[Dataset entries on figures]
****

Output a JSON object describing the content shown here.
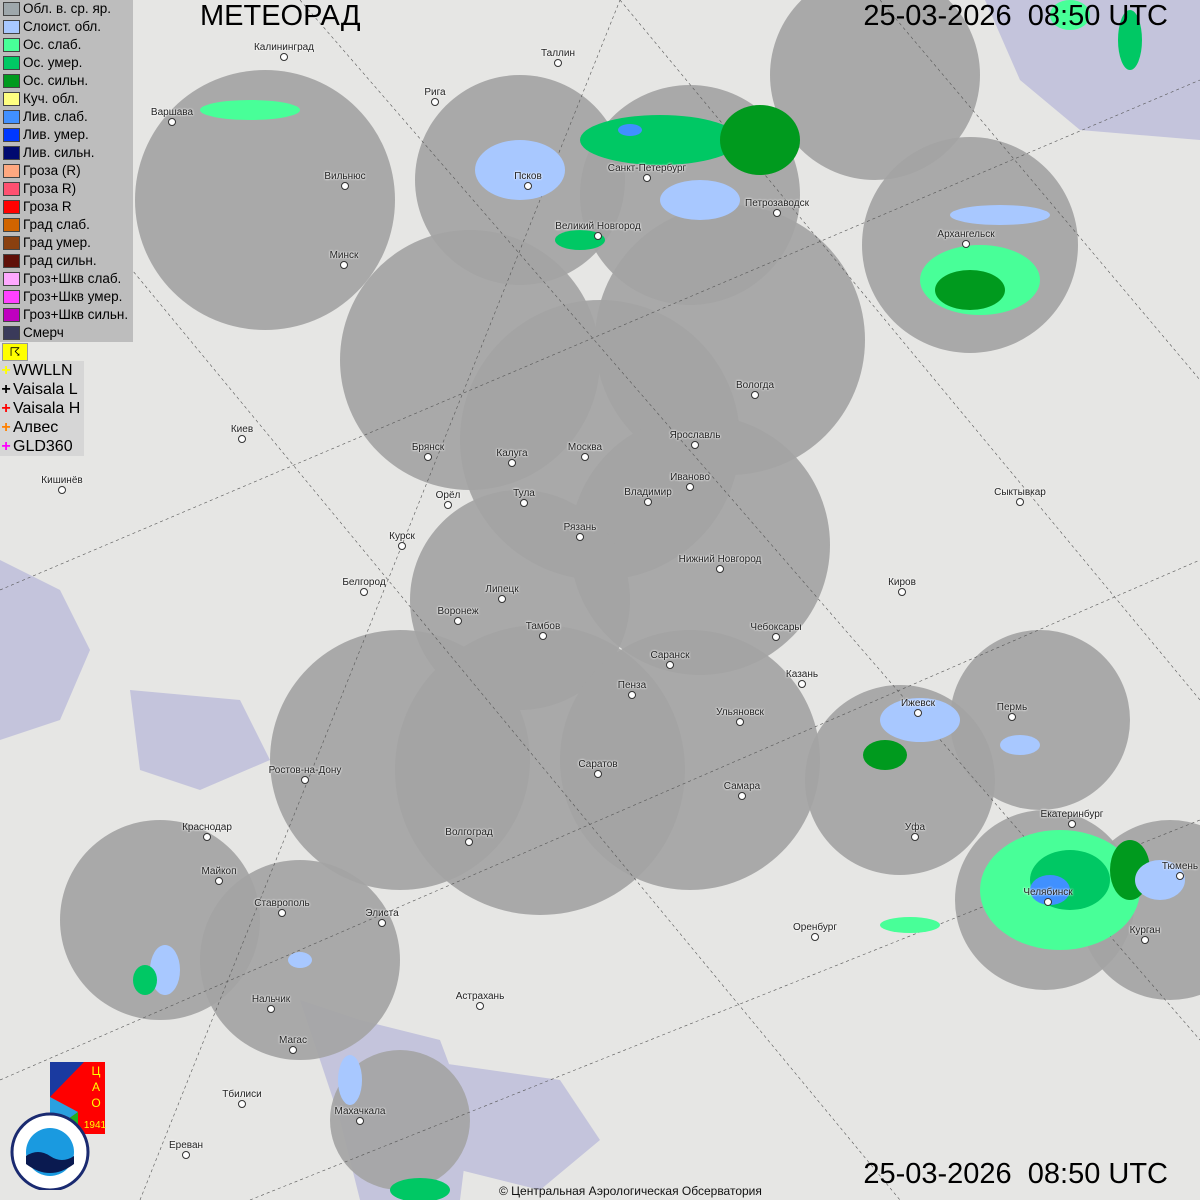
{
  "header": {
    "title": "МЕТЕОРАД",
    "timestamp": "25-03-2026  08:50 UTC"
  },
  "footer": {
    "timestamp": "25-03-2026  08:50 UTC",
    "copyright": "© Центральная Аэрологическая Обсерватория"
  },
  "legend": {
    "items": [
      {
        "label": "Обл. в. ср. яр.",
        "color": "#9ea7ab"
      },
      {
        "label": "Слоист. обл.",
        "color": "#a8c8ff"
      },
      {
        "label": "Ос. слаб.",
        "color": "#48ff98"
      },
      {
        "label": "Ос. умер.",
        "color": "#00c864"
      },
      {
        "label": "Ос. сильн.",
        "color": "#009a1e"
      },
      {
        "label": "Куч. обл.",
        "color": "#ffff80"
      },
      {
        "label": "Лив. слаб.",
        "color": "#4090ff"
      },
      {
        "label": "Лив. умер.",
        "color": "#0038ff"
      },
      {
        "label": "Лив. сильн.",
        "color": "#000a70"
      },
      {
        "label": "Гроза (R)",
        "color": "#ffa880"
      },
      {
        "label": "Гроза R)",
        "color": "#ff5070"
      },
      {
        "label": "Гроза R",
        "color": "#ff0000"
      },
      {
        "label": "Град слаб.",
        "color": "#d06400"
      },
      {
        "label": "Град умер.",
        "color": "#8a4010"
      },
      {
        "label": "Град сильн.",
        "color": "#601008"
      },
      {
        "label": "Гроз+Шкв слаб.",
        "color": "#ffa8ff"
      },
      {
        "label": "Гроз+Шкв умер.",
        "color": "#ff40ff"
      },
      {
        "label": "Гроз+Шкв сильн.",
        "color": "#c000c0"
      },
      {
        "label": "Смерч",
        "color": "#3a3a5a"
      }
    ]
  },
  "flag_button": {
    "icon": "flag-icon",
    "glyph": "☈"
  },
  "lightning": {
    "items": [
      {
        "label": "WWLLN",
        "color": "#ffff00"
      },
      {
        "label": "Vaisala L",
        "color": "#000000"
      },
      {
        "label": "Vaisala H",
        "color": "#ff0000"
      },
      {
        "label": "Алвес",
        "color": "#ff8000"
      },
      {
        "label": "GLD360",
        "color": "#ff00ff"
      }
    ]
  },
  "cities": [
    "Калининград",
    "Таллин",
    "Рига",
    "Варшава",
    "Санкт-Петербург",
    "Псков",
    "Вильнюс",
    "Петрозаводск",
    "Великий Новгород",
    "Архангельск",
    "Минск",
    "Вологда",
    "Ярославль",
    "Брянск",
    "Калуга",
    "Москва",
    "Киев",
    "Иваново",
    "Тула",
    "Владимир",
    "Орёл",
    "Сыктывкар",
    "Кишинёв",
    "Рязань",
    "Курск",
    "Нижний Новгород",
    "Белгород",
    "Киров",
    "Липецк",
    "Воронеж",
    "Тамбов",
    "Чебоксары",
    "Саранск",
    "Казань",
    "Пенза",
    "Ижевск",
    "Пермь",
    "Ульяновск",
    "Ростов-на-Дону",
    "Саратов",
    "Самара",
    "Екатеринбург",
    "Краснодар",
    "Уфа",
    "Волгоград",
    "Майкоп",
    "Тюмень",
    "Челябинск",
    "Ставрополь",
    "Элиста",
    "Оренбург",
    "Курган",
    "Астрахань",
    "Нальчик",
    "Магас",
    "Тбилиси",
    "Махачкала",
    "Ереван"
  ],
  "logos": {
    "cao": "ЦАО 1941",
    "roshydromet": "РОСГИДРОМЕТ ROSHYDROMET"
  }
}
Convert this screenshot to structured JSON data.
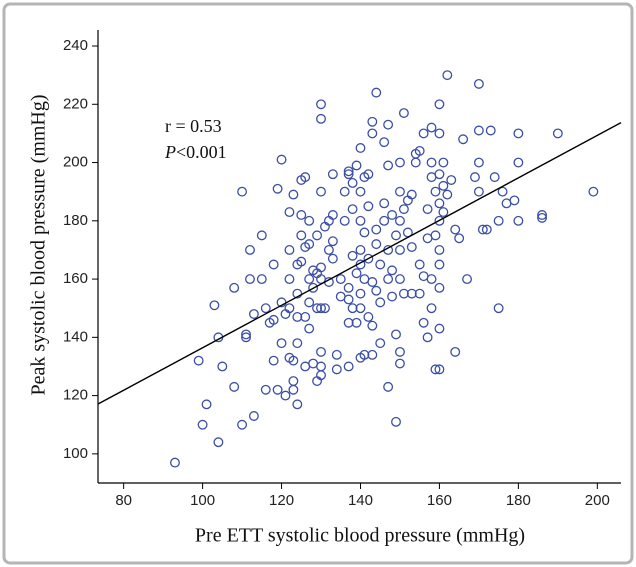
{
  "chart_data": {
    "type": "scatter",
    "xlabel": "Pre ETT systolic blood pressure (mmHg)",
    "ylabel": "Peak systolic blood pressure (mmHg)",
    "annotations": [
      "r = 0.53",
      "P",
      "<0.001"
    ],
    "color": "#3a4ea6",
    "xlim": [
      73.5,
      206
    ],
    "ylim": [
      90,
      245.5
    ],
    "xticks": [
      80,
      100,
      120,
      140,
      160,
      180,
      200
    ],
    "yticks": [
      100,
      120,
      140,
      160,
      180,
      200,
      220,
      240
    ],
    "x": [
      93,
      99,
      100,
      101,
      103,
      104,
      104,
      105,
      108,
      108,
      110,
      110,
      111,
      111,
      112,
      112,
      113,
      113,
      115,
      115,
      116,
      116,
      117,
      118,
      118,
      118,
      119,
      119,
      120,
      120,
      120,
      121,
      121,
      122,
      122,
      122,
      122,
      122,
      123,
      123,
      123,
      123,
      124,
      124,
      124,
      124,
      124,
      125,
      125,
      125,
      125,
      126,
      126,
      126,
      126,
      127,
      127,
      127,
      127,
      127,
      128,
      128,
      128,
      129,
      129,
      129,
      129,
      130,
      130,
      130,
      130,
      130,
      130,
      130,
      130,
      130,
      131,
      131,
      132,
      132,
      132,
      133,
      133,
      133,
      133,
      134,
      134,
      135,
      135,
      136,
      136,
      137,
      137,
      137,
      137,
      137,
      137,
      138,
      138,
      138,
      138,
      139,
      139,
      139,
      140,
      140,
      140,
      140,
      140,
      140,
      140,
      140,
      141,
      141,
      141,
      141,
      142,
      142,
      142,
      142,
      143,
      143,
      143,
      143,
      143,
      144,
      144,
      144,
      144,
      145,
      145,
      145,
      146,
      146,
      146,
      147,
      147,
      147,
      147,
      147,
      148,
      148,
      148,
      149,
      149,
      149,
      150,
      150,
      150,
      150,
      150,
      150,
      150,
      151,
      151,
      151,
      152,
      152,
      153,
      153,
      153,
      154,
      154,
      155,
      155,
      155,
      156,
      156,
      156,
      157,
      157,
      157,
      158,
      158,
      158,
      158,
      158,
      159,
      159,
      159,
      160,
      160,
      160,
      160,
      160,
      160,
      160,
      160,
      160,
      160,
      161,
      161,
      161,
      162,
      162,
      163,
      164,
      164,
      165,
      166,
      167,
      169,
      170,
      170,
      170,
      170,
      171,
      172,
      173,
      174,
      175,
      175,
      176,
      177,
      179,
      180,
      180,
      180,
      186,
      186,
      190,
      199
    ],
    "values": [
      97,
      132,
      110,
      117,
      151,
      140,
      104,
      130,
      123,
      157,
      190,
      110,
      141,
      140,
      170,
      160,
      113,
      148,
      160,
      175,
      122,
      150,
      145,
      132,
      146,
      165,
      191,
      122,
      201,
      152,
      138,
      148,
      120,
      133,
      150,
      160,
      170,
      183,
      122,
      125,
      132,
      189,
      117,
      138,
      147,
      155,
      165,
      166,
      175,
      182,
      194,
      195,
      171,
      130,
      147,
      160,
      180,
      152,
      172,
      143,
      131,
      163,
      157,
      125,
      150,
      162,
      175,
      215,
      220,
      150,
      135,
      127,
      130,
      190,
      164,
      160,
      178,
      150,
      180,
      159,
      170,
      196,
      173,
      182,
      167,
      134,
      129,
      154,
      160,
      180,
      190,
      196,
      197,
      130,
      145,
      153,
      157,
      150,
      184,
      193,
      168,
      162,
      199,
      145,
      170,
      180,
      190,
      205,
      133,
      155,
      150,
      165,
      160,
      134,
      195,
      176,
      147,
      185,
      167,
      196,
      134,
      144,
      159,
      210,
      214,
      224,
      177,
      172,
      156,
      165,
      152,
      138,
      180,
      186,
      207,
      170,
      199,
      160,
      123,
      213,
      182,
      163,
      154,
      111,
      141,
      175,
      200,
      190,
      180,
      170,
      131,
      160,
      135,
      217,
      155,
      184,
      187,
      176,
      171,
      189,
      155,
      203,
      200,
      204,
      165,
      155,
      210,
      161,
      145,
      174,
      140,
      184,
      212,
      195,
      200,
      150,
      160,
      129,
      175,
      190,
      220,
      210,
      196,
      186,
      180,
      170,
      165,
      157,
      143,
      129,
      200,
      183,
      192,
      230,
      189,
      194,
      177,
      135,
      174,
      208,
      160,
      195,
      227,
      211,
      190,
      200,
      177,
      177,
      211,
      195,
      150,
      180,
      190,
      186,
      187,
      200,
      210,
      180,
      181,
      182,
      210,
      190
    ],
    "fit_line": {
      "x": [
        73.5,
        206
      ],
      "values": [
        117.1,
        213.7
      ],
      "color": "#000000"
    }
  }
}
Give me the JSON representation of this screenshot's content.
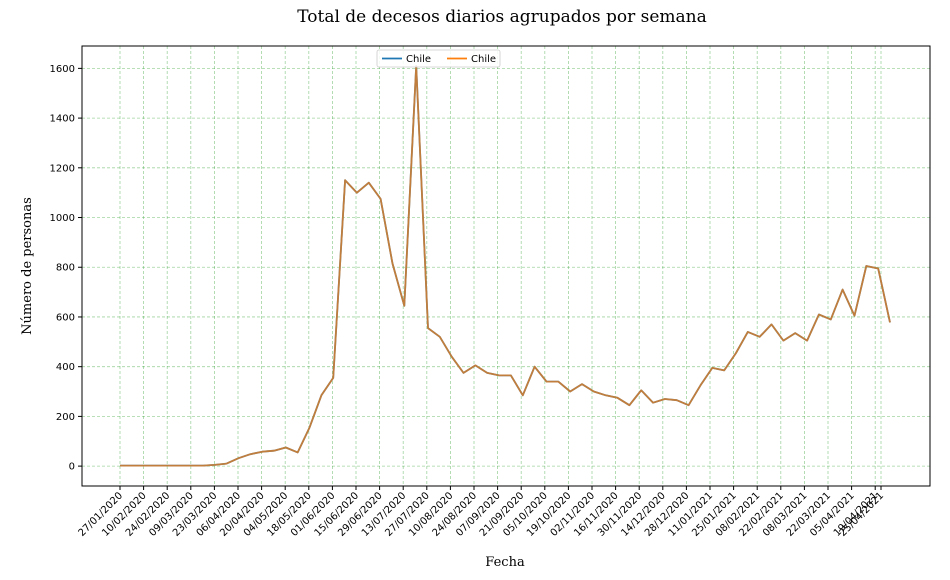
{
  "chart_data": {
    "type": "line",
    "title": "Total de decesos diarios agrupados por semana",
    "xlabel": "Fecha",
    "ylabel": "Número de personas",
    "ylim": [
      -80,
      1690
    ],
    "y_ticks": [
      0,
      200,
      400,
      600,
      800,
      1000,
      1200,
      1400,
      1600
    ],
    "x_tick_labels": [
      "27/01/2020",
      "10/02/2020",
      "24/02/2020",
      "09/03/2020",
      "23/03/2020",
      "06/04/2020",
      "20/04/2020",
      "04/05/2020",
      "18/05/2020",
      "01/06/2020",
      "15/06/2020",
      "29/06/2020",
      "13/07/2020",
      "27/07/2020",
      "10/08/2020",
      "24/08/2020",
      "07/09/2020",
      "21/09/2020",
      "05/10/2020",
      "19/10/2020",
      "02/11/2020",
      "16/11/2020",
      "30/11/2020",
      "14/12/2020",
      "28/12/2020",
      "11/01/2021",
      "25/01/2021",
      "08/02/2021",
      "22/02/2021",
      "08/03/2021",
      "22/03/2021",
      "05/04/2021",
      "19/04/2021",
      "25/04/2021"
    ],
    "grid": true,
    "legend_position": "top-center",
    "series": [
      {
        "name": "Chile",
        "color": "#1f77b4",
        "values": [
          2,
          2,
          2,
          2,
          2,
          2,
          2,
          2,
          5,
          10,
          32,
          48,
          58,
          62,
          75,
          55,
          155,
          285,
          355,
          1150,
          1100,
          1140,
          1075,
          815,
          645,
          1610,
          555,
          520,
          440,
          375,
          405,
          375,
          365,
          365,
          285,
          400,
          340,
          340,
          300,
          330,
          300,
          285,
          275,
          245,
          305,
          255,
          270,
          265,
          245,
          325,
          395,
          385,
          455,
          540,
          520,
          570,
          505,
          535,
          505,
          610,
          590,
          710,
          605,
          805,
          795,
          578
        ]
      },
      {
        "name": "Chile",
        "color": "#ff7f0e",
        "values": [
          2,
          2,
          2,
          2,
          2,
          2,
          2,
          2,
          5,
          10,
          32,
          48,
          58,
          62,
          75,
          55,
          155,
          285,
          355,
          1150,
          1100,
          1140,
          1075,
          815,
          645,
          1610,
          555,
          520,
          440,
          375,
          405,
          375,
          365,
          365,
          285,
          400,
          340,
          340,
          300,
          330,
          300,
          285,
          275,
          245,
          305,
          255,
          270,
          265,
          245,
          325,
          395,
          385,
          455,
          540,
          520,
          570,
          505,
          535,
          505,
          610,
          590,
          710,
          605,
          805,
          795,
          578
        ]
      }
    ]
  }
}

****

* DO THIS:
Look through the entries above; copy each line where the string "content" appears.

* COMPLETED EXERCISE:
Output a JSON object describing the content shown here.
Give me the JSON representation of this screenshot's content.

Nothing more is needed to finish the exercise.